Begin DATASET RECORDS

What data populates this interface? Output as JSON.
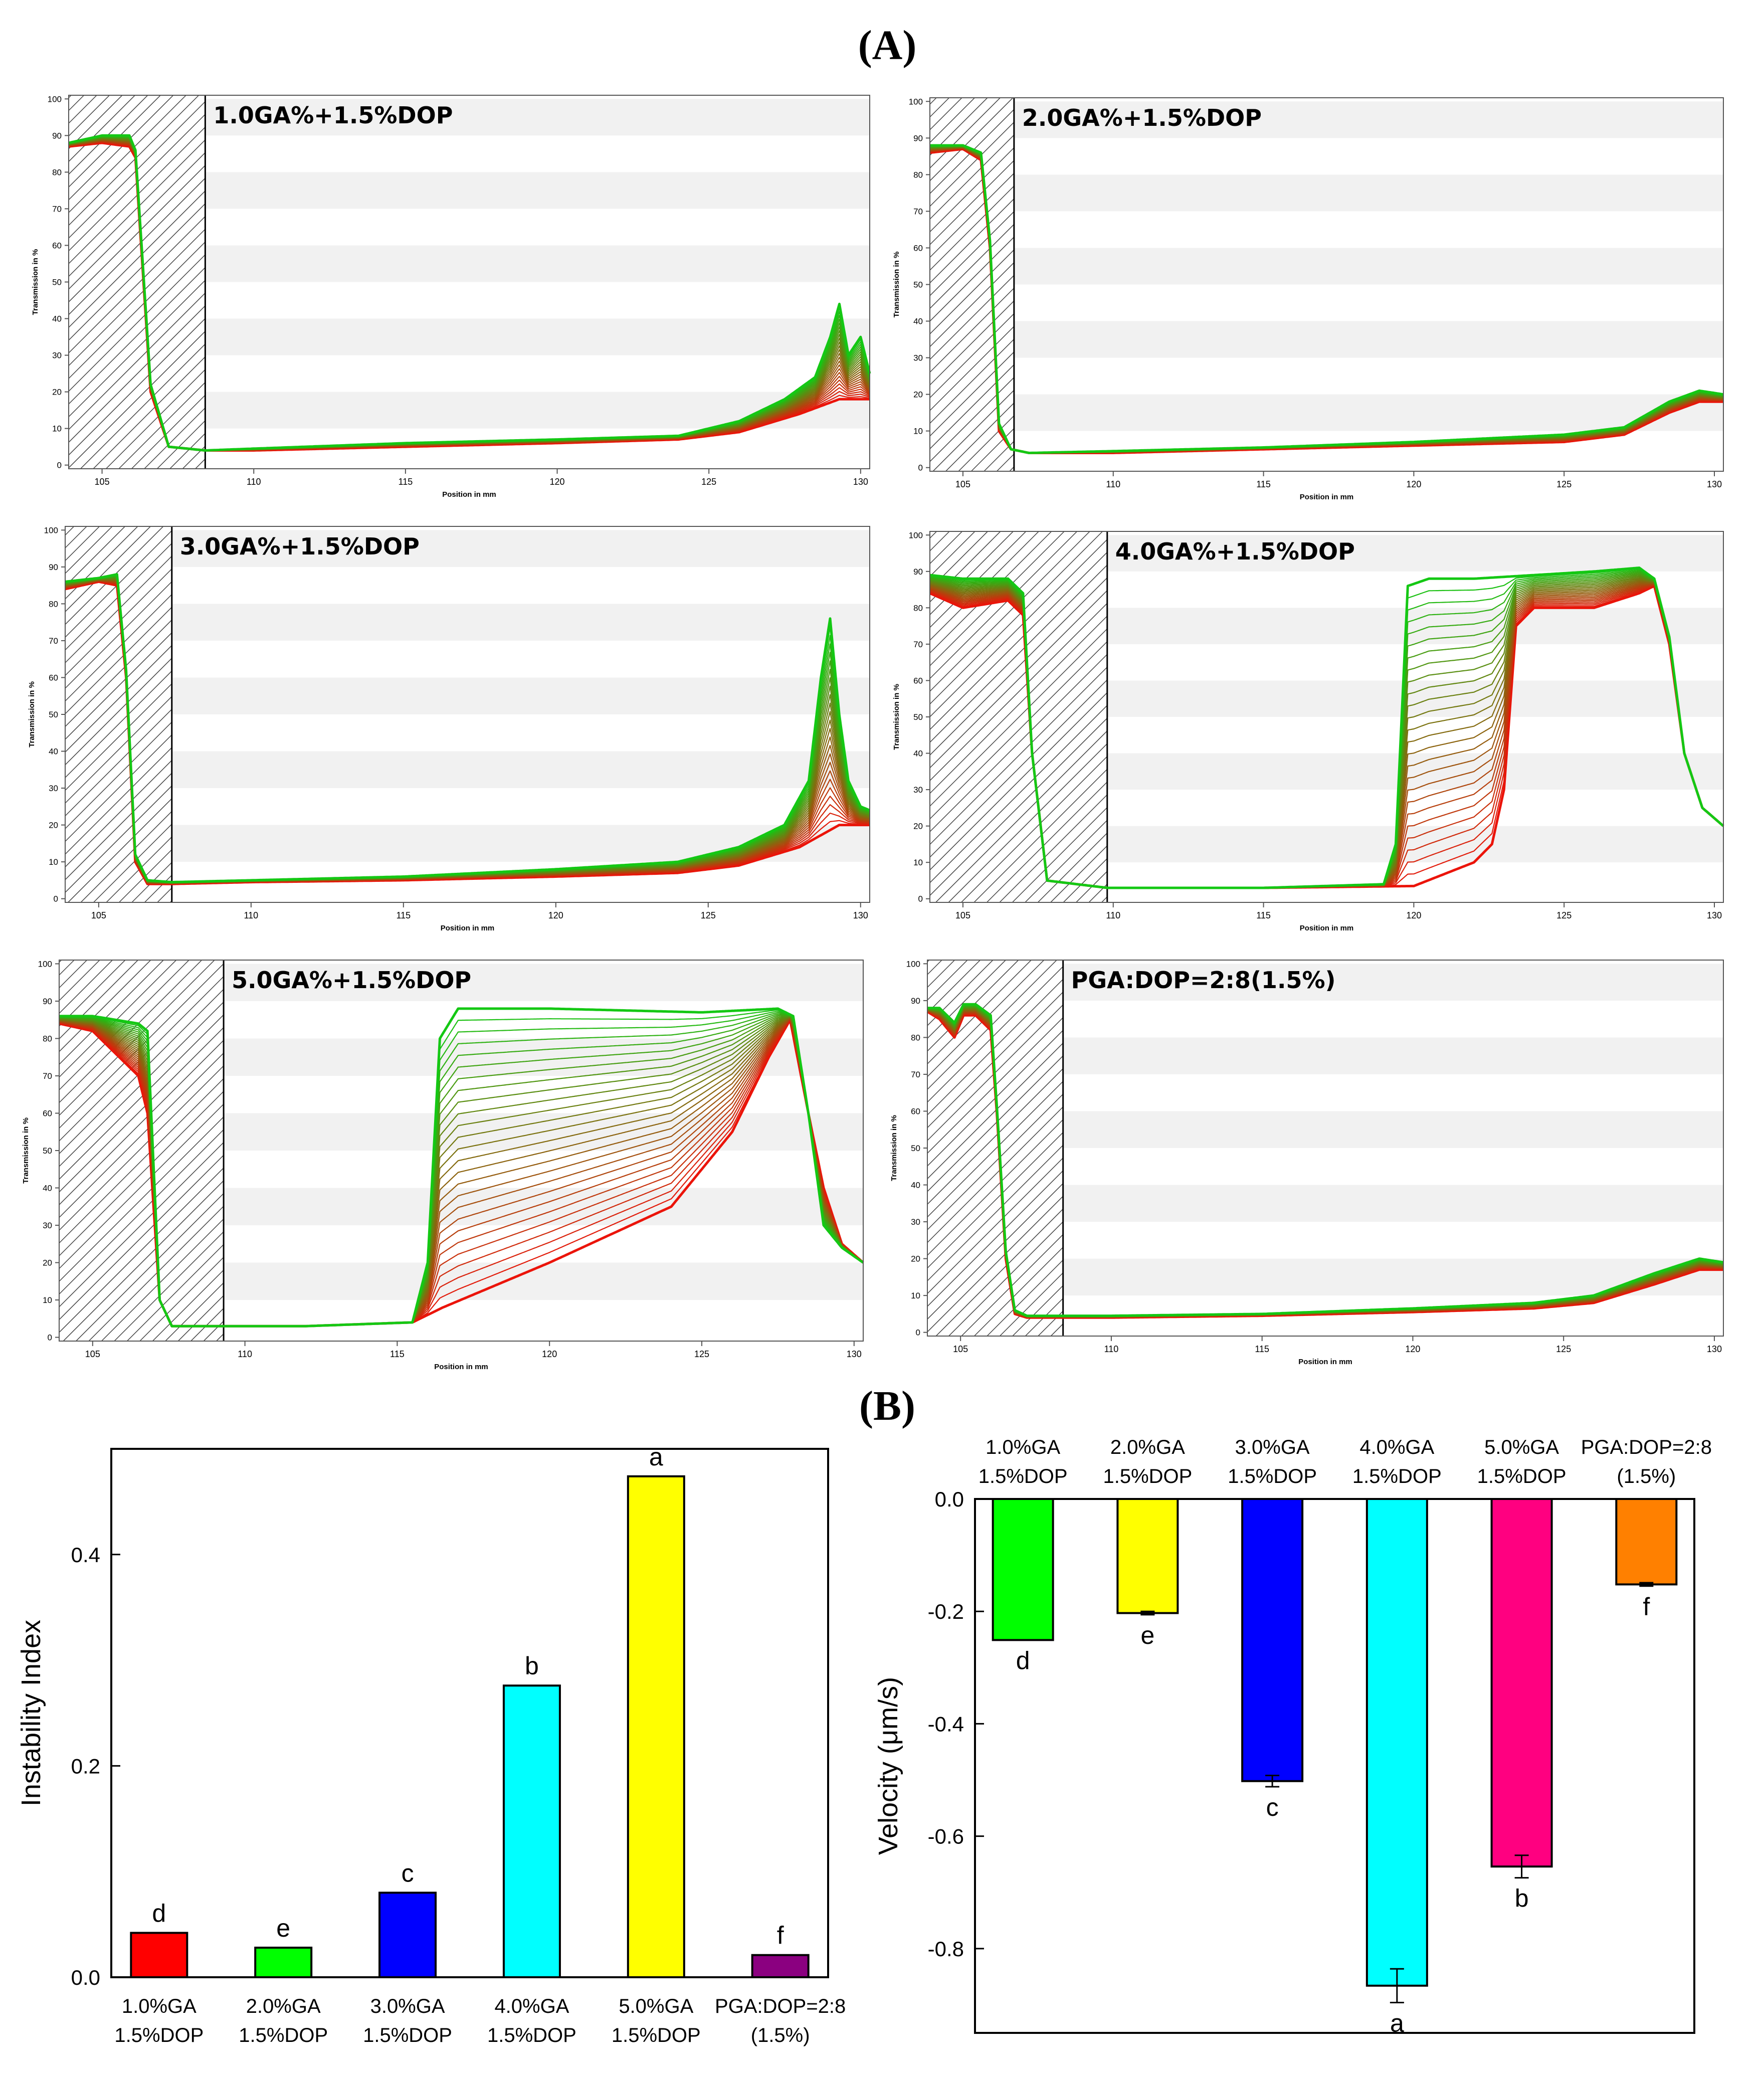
{
  "figure": {
    "label_a": "(A)",
    "label_b": "(B)"
  },
  "chart_data": [
    {
      "type": "line",
      "title": "1.0GA%+1.5%DOP",
      "xlabel": "Position in mm",
      "ylabel": "Transmission in %",
      "xlim": [
        103.9,
        130.3
      ],
      "ylim": [
        -1,
        101
      ],
      "xticks": [
        "105",
        "110",
        "115",
        "120",
        "125",
        "130"
      ],
      "yticks": [
        "0",
        "10",
        "20",
        "30",
        "40",
        "50",
        "60",
        "70",
        "80",
        "90",
        "100"
      ],
      "hatched_region_end_mm": 108.4,
      "series": [
        {
          "name": "first profile (red)",
          "x": [
            103.9,
            105.0,
            105.9,
            106.1,
            106.6,
            107.2,
            108.4,
            110,
            115,
            120,
            124,
            126,
            128,
            129.3,
            130.3
          ],
          "y": [
            87,
            88,
            87,
            84,
            20,
            5,
            4,
            4,
            5,
            6,
            7,
            9,
            14,
            18,
            18
          ]
        },
        {
          "name": "last profile (green)",
          "x": [
            103.9,
            105.0,
            105.9,
            106.1,
            106.6,
            107.2,
            108.4,
            110,
            115,
            120,
            124,
            126,
            127.5,
            128.5,
            129.0,
            129.3,
            129.6,
            130.0,
            130.3
          ],
          "y": [
            88,
            90,
            90,
            86,
            22,
            5,
            4,
            4.5,
            6,
            7,
            8,
            12,
            18,
            24,
            35,
            44,
            30,
            35,
            25
          ]
        }
      ]
    },
    {
      "type": "line",
      "title": "2.0GA%+1.5%DOP",
      "xlabel": "Position in mm",
      "ylabel": "Transmission in %",
      "xlim": [
        103.9,
        130.3
      ],
      "ylim": [
        -1,
        101
      ],
      "xticks": [
        "105",
        "110",
        "115",
        "120",
        "125",
        "130"
      ],
      "yticks": [
        "0",
        "10",
        "20",
        "30",
        "40",
        "50",
        "60",
        "70",
        "80",
        "90",
        "100"
      ],
      "hatched_region_end_mm": 106.7,
      "series": [
        {
          "name": "first profile (red)",
          "x": [
            103.9,
            105.0,
            105.6,
            105.9,
            106.2,
            106.6,
            107.2,
            110,
            115,
            120,
            125,
            127,
            128.5,
            129.5,
            130.3
          ],
          "y": [
            86,
            87,
            84,
            60,
            10,
            5,
            4,
            4,
            5,
            6,
            7,
            9,
            15,
            18,
            18
          ]
        },
        {
          "name": "last profile (green)",
          "x": [
            103.9,
            105.0,
            105.6,
            105.9,
            106.2,
            106.6,
            107.2,
            110,
            115,
            120,
            125,
            127,
            128.5,
            129.5,
            130.3
          ],
          "y": [
            88,
            88,
            86,
            62,
            12,
            5,
            4,
            4.5,
            5.5,
            7,
            9,
            11,
            18,
            21,
            20
          ]
        }
      ]
    },
    {
      "type": "line",
      "title": "3.0GA%+1.5%DOP",
      "xlabel": "Position in mm",
      "ylabel": "Transmission in %",
      "xlim": [
        103.9,
        130.3
      ],
      "ylim": [
        -1,
        101
      ],
      "xticks": [
        "105",
        "110",
        "115",
        "120",
        "125",
        "130"
      ],
      "yticks": [
        "0",
        "10",
        "20",
        "30",
        "40",
        "50",
        "60",
        "70",
        "80",
        "90",
        "100"
      ],
      "hatched_region_end_mm": 107.4,
      "series": [
        {
          "name": "first profile (red)",
          "x": [
            103.9,
            105.0,
            105.6,
            105.9,
            106.2,
            106.6,
            107.4,
            110,
            115,
            120,
            124,
            126,
            128,
            129.3,
            130.3
          ],
          "y": [
            84,
            86,
            85,
            60,
            10,
            4,
            4,
            4.5,
            5,
            6,
            7,
            9,
            14,
            20,
            20
          ]
        },
        {
          "name": "last profile (green)",
          "x": [
            103.9,
            105.0,
            105.6,
            105.9,
            106.2,
            106.6,
            107.4,
            110,
            115,
            120,
            124,
            126,
            127.5,
            128.3,
            128.7,
            129.0,
            129.3,
            129.6,
            130.0,
            130.3
          ],
          "y": [
            86,
            87,
            88,
            62,
            12,
            5,
            4.5,
            5,
            6,
            8,
            10,
            14,
            20,
            32,
            60,
            76,
            50,
            32,
            25,
            24
          ]
        }
      ]
    },
    {
      "type": "line",
      "title": "4.0GA%+1.5%DOP",
      "xlabel": "Position in mm",
      "ylabel": "Transmission in %",
      "xlim": [
        103.9,
        130.3
      ],
      "ylim": [
        -1,
        101
      ],
      "xticks": [
        "105",
        "110",
        "115",
        "120",
        "125",
        "130"
      ],
      "yticks": [
        "0",
        "10",
        "20",
        "30",
        "40",
        "50",
        "60",
        "70",
        "80",
        "90",
        "100"
      ],
      "hatched_region_end_mm": 109.8,
      "series": [
        {
          "name": "first profile (red)",
          "x": [
            103.9,
            105.0,
            106.5,
            107.0,
            107.3,
            107.8,
            109.8,
            115,
            120,
            122.0,
            122.6,
            123.0,
            123.4,
            124.0,
            126.0,
            127.5,
            128.0,
            128.5,
            129.0,
            129.6,
            130.3
          ],
          "y": [
            84,
            80,
            82,
            78,
            40,
            5,
            3,
            3,
            3.5,
            10,
            15,
            30,
            75,
            80,
            80,
            84,
            86,
            70,
            40,
            25,
            20
          ]
        },
        {
          "name": "last profile (green)",
          "x": [
            103.9,
            105.0,
            106.5,
            107.0,
            107.3,
            107.8,
            109.8,
            115,
            119.0,
            119.4,
            119.8,
            120.5,
            122.0,
            124.0,
            126.0,
            127.5,
            128.0,
            128.5,
            129.0,
            129.6,
            130.3
          ],
          "y": [
            89,
            88,
            88,
            84,
            40,
            5,
            3,
            3,
            4,
            15,
            86,
            88,
            88,
            89,
            90,
            91,
            88,
            72,
            40,
            25,
            20
          ]
        }
      ]
    },
    {
      "type": "line",
      "title": "5.0GA%+1.5%DOP",
      "xlabel": "Position in mm",
      "ylabel": "Transmission in %",
      "xlim": [
        103.9,
        130.3
      ],
      "ylim": [
        -1,
        101
      ],
      "xticks": [
        "105",
        "110",
        "115",
        "120",
        "125",
        "130"
      ],
      "yticks": [
        "0",
        "10",
        "20",
        "30",
        "40",
        "50",
        "60",
        "70",
        "80",
        "90",
        "100"
      ],
      "hatched_region_end_mm": 109.3,
      "series": [
        {
          "name": "first profile (red)",
          "x": [
            103.9,
            105.0,
            106.5,
            106.8,
            107.2,
            107.6,
            109.3,
            112,
            115.5,
            116.5,
            120,
            124,
            126,
            127.2,
            127.9,
            128.5,
            129.0,
            129.6,
            130.3
          ],
          "y": [
            84,
            82,
            70,
            60,
            10,
            3,
            3,
            3,
            4,
            8,
            20,
            35,
            55,
            75,
            85,
            60,
            40,
            25,
            20
          ]
        },
        {
          "name": "last profile (green)",
          "x": [
            103.9,
            105.0,
            106.5,
            106.8,
            107.2,
            107.6,
            109.3,
            112,
            115.5,
            116.0,
            116.4,
            117.0,
            120,
            125,
            127.5,
            128.0,
            128.5,
            129.0,
            129.6,
            130.3
          ],
          "y": [
            86,
            86,
            84,
            82,
            10,
            3,
            3,
            3,
            4,
            20,
            80,
            88,
            88,
            87,
            88,
            86,
            60,
            30,
            24,
            20
          ]
        }
      ]
    },
    {
      "type": "line",
      "title": "PGA:DOP=2:8(1.5%)",
      "xlabel": "Position in mm",
      "ylabel": "Transmission in %",
      "xlim": [
        103.9,
        130.3
      ],
      "ylim": [
        -1,
        101
      ],
      "xticks": [
        "105",
        "110",
        "115",
        "120",
        "125",
        "130"
      ],
      "yticks": [
        "0",
        "10",
        "20",
        "30",
        "40",
        "50",
        "60",
        "70",
        "80",
        "90",
        "100"
      ],
      "hatched_region_end_mm": 108.4,
      "series": [
        {
          "name": "first profile (red)",
          "x": [
            103.9,
            104.3,
            104.8,
            105.1,
            105.5,
            106.0,
            106.2,
            106.5,
            106.8,
            107.2,
            108.4,
            110,
            115,
            120,
            124,
            126,
            128,
            129.5,
            130.3
          ],
          "y": [
            87,
            85,
            80,
            86,
            86,
            82,
            60,
            20,
            5,
            4,
            4,
            4,
            4.5,
            5.5,
            6.5,
            8,
            13,
            17,
            17
          ]
        },
        {
          "name": "last profile (green)",
          "x": [
            103.9,
            104.3,
            104.8,
            105.1,
            105.5,
            106.0,
            106.2,
            106.5,
            106.8,
            107.2,
            108.4,
            110,
            115,
            120,
            124,
            126,
            128,
            129.5,
            130.3
          ],
          "y": [
            88,
            88,
            84,
            89,
            89,
            86,
            62,
            22,
            6,
            4.5,
            4.5,
            4.5,
            5,
            6.5,
            8,
            10,
            16,
            20,
            19
          ]
        }
      ]
    },
    {
      "type": "bar",
      "title": "",
      "xlabel": "",
      "ylabel": "Instability Index",
      "ylim": [
        0,
        0.5
      ],
      "yticks": [
        "0.0",
        "0.2",
        "0.4"
      ],
      "categories": [
        [
          "1.0%GA",
          "1.5%DOP"
        ],
        [
          "2.0%GA",
          "1.5%DOP"
        ],
        [
          "3.0%GA",
          "1.5%DOP"
        ],
        [
          "4.0%GA",
          "1.5%DOP"
        ],
        [
          "5.0%GA",
          "1.5%DOP"
        ],
        [
          "PGA:DOP=2:8",
          "(1.5%)"
        ]
      ],
      "values": [
        0.042,
        0.028,
        0.08,
        0.276,
        0.474,
        0.021
      ],
      "letters": [
        "d",
        "e",
        "c",
        "b",
        "a",
        "f"
      ],
      "colors": [
        "#ff0000",
        "#00ff00",
        "#0000ff",
        "#00ffff",
        "#ffff00",
        "#8b0080"
      ]
    },
    {
      "type": "bar",
      "title": "",
      "xlabel": "",
      "ylabel": "Velocity (μm/s)",
      "ylim": [
        -0.95,
        0.0
      ],
      "yticks": [
        "0.0",
        "-0.2",
        "-0.4",
        "-0.6",
        "-0.8"
      ],
      "categories": [
        [
          "1.0%GA",
          "1.5%DOP"
        ],
        [
          "2.0%GA",
          "1.5%DOP"
        ],
        [
          "3.0%GA",
          "1.5%DOP"
        ],
        [
          "4.0%GA",
          "1.5%DOP"
        ],
        [
          "5.0%GA",
          "1.5%DOP"
        ],
        [
          "PGA:DOP=2:8",
          "(1.5%)"
        ]
      ],
      "values": [
        -0.251,
        -0.203,
        -0.502,
        -0.866,
        -0.654,
        -0.152
      ],
      "errors": [
        0.0,
        0.003,
        0.01,
        0.03,
        0.02,
        0.003
      ],
      "letters": [
        "d",
        "e",
        "c",
        "a",
        "b",
        "f"
      ],
      "colors": [
        "#00ff00",
        "#ffff00",
        "#0000ff",
        "#00ffff",
        "#ff0080",
        "#ff8000"
      ]
    }
  ]
}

End DATASET RECORDS

▶ REQUIRED TASK: Tally the lines above that contain the word "title", and reply with only the number.

▶ RESULT OF THIS TASK: 8